### Problem requirements
Take each line containing "Åsarps" and report it exactly as written.

### The data
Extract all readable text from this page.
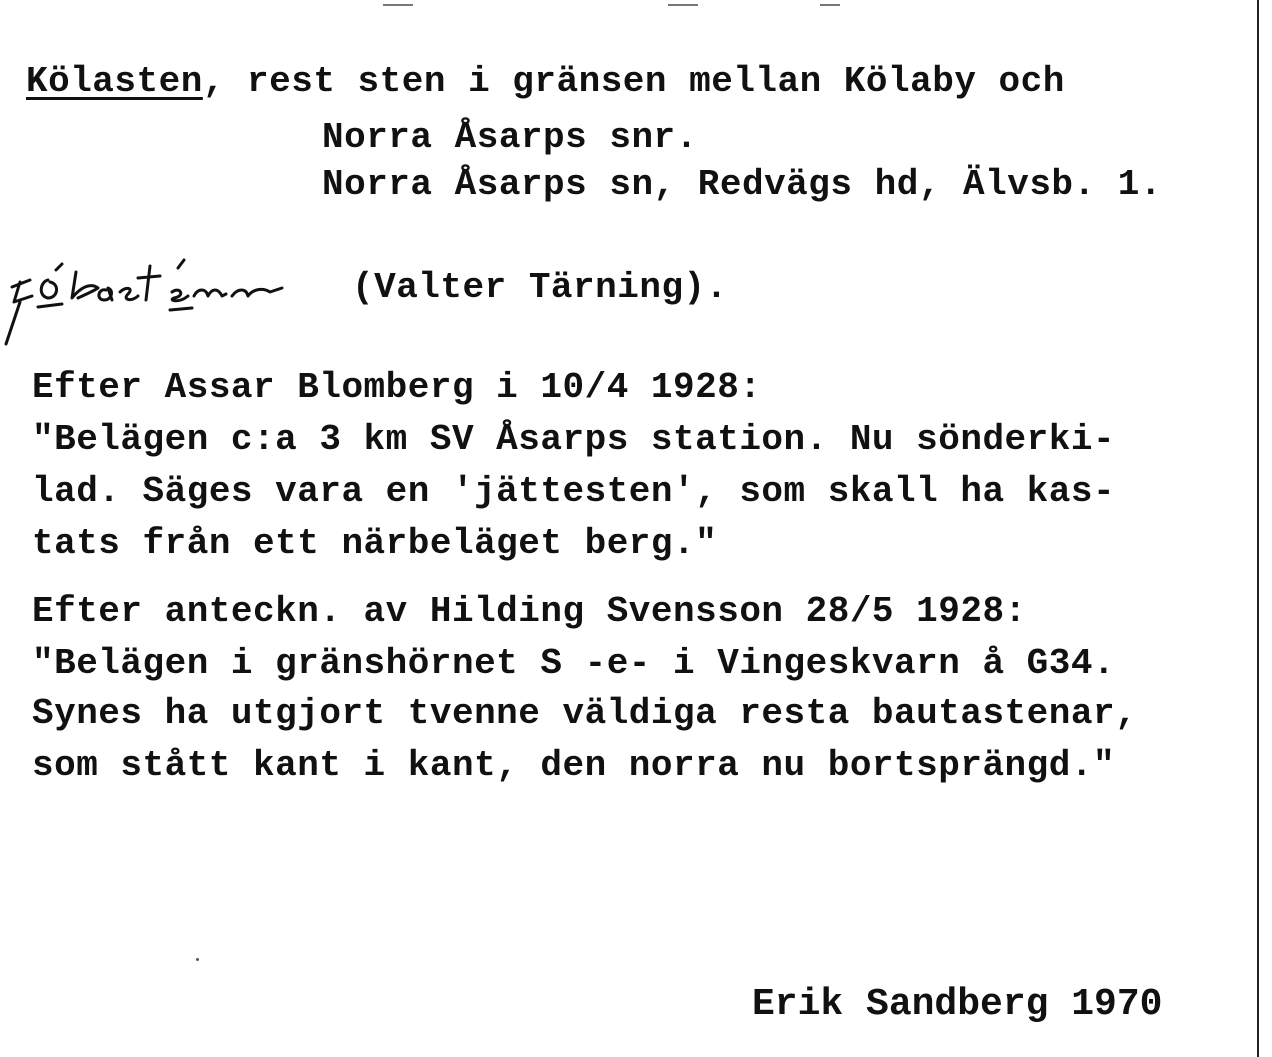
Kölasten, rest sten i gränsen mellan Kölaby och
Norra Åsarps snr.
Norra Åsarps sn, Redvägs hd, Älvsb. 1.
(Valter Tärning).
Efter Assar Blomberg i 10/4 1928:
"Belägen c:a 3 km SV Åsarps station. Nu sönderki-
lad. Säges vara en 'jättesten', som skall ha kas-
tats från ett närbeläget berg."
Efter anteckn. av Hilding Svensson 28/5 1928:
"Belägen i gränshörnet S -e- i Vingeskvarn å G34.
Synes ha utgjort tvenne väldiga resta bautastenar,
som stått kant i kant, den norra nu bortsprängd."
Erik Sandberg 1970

### Result of this exercise
Norra Åsarps snr.
Norra Åsarps sn, Redvägs hd, Älvsb. 1.
"Belägen c:a 3 km SV Åsarps station. Nu sönderki-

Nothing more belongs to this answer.